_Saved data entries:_
* Begin *
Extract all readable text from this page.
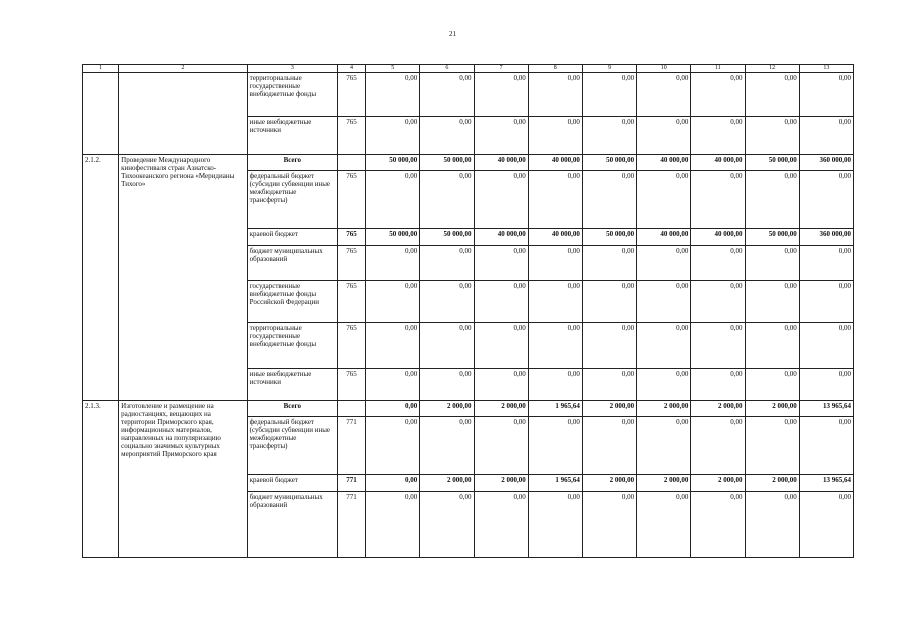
21
1	2	3	4	5	6	7	8	9	10	11	12	13
		территориальные государственные внебюджетные фонды	765	0,00	0,00	0,00	0,00	0,00	0,00	0,00	0,00	0,00
		иные внебюджетные источники	765	0,00	0,00	0,00	0,00	0,00	0,00	0,00	0,00	0,00
2.1.2.	Проведение Международного кинофестиваля стран Азиатско- Тихоокеанского региона «Меридианы Тихого»	Всего		50 000,00	50 000,00	40 000,00	40 000,00	50 000,00	40 000,00	40 000,00	50 000,00	360 000,00
		федеральный бюджет (субсидии субвенции иные межбюджетные трансферты)	765	0,00	0,00	0,00	0,00	0,00	0,00	0,00	0,00	0,00
		краевой бюджет	765	50 000,00	50 000,00	40 000,00	40 000,00	50 000,00	40 000,00	40 000,00	50 000,00	360 000,00
		бюджет муниципальных образований	765	0,00	0,00	0,00	0,00	0,00	0,00	0,00	0,00	0,00
		государственные внебюджетные фонды Российской Федерации	765	0,00	0,00	0,00	0,00	0,00	0,00	0,00	0,00	0,00
		территориальные государственные внебюджетные фонды	765	0,00	0,00	0,00	0,00	0,00	0,00	0,00	0,00	0,00
		иные внебюджетные источники	765	0,00	0,00	0,00	0,00	0,00	0,00	0,00	0,00	0,00
2.1.3.	Изготовление и размещение на радиостанциях, вещающих на территории Приморского края, информационных материалов, направленных на популяризацию социально значимых культурных мероприятий Приморского края	Всего		0,00	2 000,00	2 000,00	1 965,64	2 000,00	2 000,00	2 000,00	2 000,00	13 965,64
		федеральный бюджет (субсидии субвенции иные межбюджетные трансферты)	771	0,00	0,00	0,00	0,00	0,00	0,00	0,00	0,00	0,00
		краевой бюджет	771	0,00	2 000,00	2 000,00	1 965,64	2 000,00	2 000,00	2 000,00	2 000,00	13 965,64
		бюджет муниципальных образований	771	0,00	0,00	0,00	0,00	0,00	0,00	0,00	0,00	0,00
* End *
_Request:_ Without the pictures, return all the records precisely as they stand.

_Answer for this exercise:_
Extract all readable text from this page.
21
1	2	3	4	5	6	7	8	9	10	11	12	13
		территориальные государственные внебюджетные фонды	765	0,00	0,00	0,00	0,00	0,00	0,00	0,00	0,00	0,00
		иные внебюджетные источники	765	0,00	0,00	0,00	0,00	0,00	0,00	0,00	0,00	0,00
2.1.2.	Проведение Международного кинофестиваля стран Азиатско- Тихоокеанского региона «Меридианы Тихого»	Всего		50 000,00	50 000,00	40 000,00	40 000,00	50 000,00	40 000,00	40 000,00	50 000,00	360 000,00
		федеральный бюджет (субсидии субвенции иные межбюджетные трансферты)	765	0,00	0,00	0,00	0,00	0,00	0,00	0,00	0,00	0,00
		краевой бюджет	765	50 000,00	50 000,00	40 000,00	40 000,00	50 000,00	40 000,00	40 000,00	50 000,00	360 000,00
		бюджет муниципальных образований	765	0,00	0,00	0,00	0,00	0,00	0,00	0,00	0,00	0,00
		государственные внебюджетные фонды Российской Федерации	765	0,00	0,00	0,00	0,00	0,00	0,00	0,00	0,00	0,00
		территориальные государственные внебюджетные фонды	765	0,00	0,00	0,00	0,00	0,00	0,00	0,00	0,00	0,00
		иные внебюджетные источники	765	0,00	0,00	0,00	0,00	0,00	0,00	0,00	0,00	0,00
2.1.3.	Изготовление и размещение на радиостанциях, вещающих на территории Приморского края, информационных материалов, направленных на популяризацию социально значимых культурных мероприятий Приморского края	Всего		0,00	2 000,00	2 000,00	1 965,64	2 000,00	2 000,00	2 000,00	2 000,00	13 965,64
		федеральный бюджет (субсидии субвенции иные межбюджетные трансферты)	771	0,00	0,00	0,00	0,00	0,00	0,00	0,00	0,00	0,00
		краевой бюджет	771	0,00	2 000,00	2 000,00	1 965,64	2 000,00	2 000,00	2 000,00	2 000,00	13 965,64
		бюджет муниципальных образований	771	0,00	0,00	0,00	0,00	0,00	0,00	0,00	0,00	0,00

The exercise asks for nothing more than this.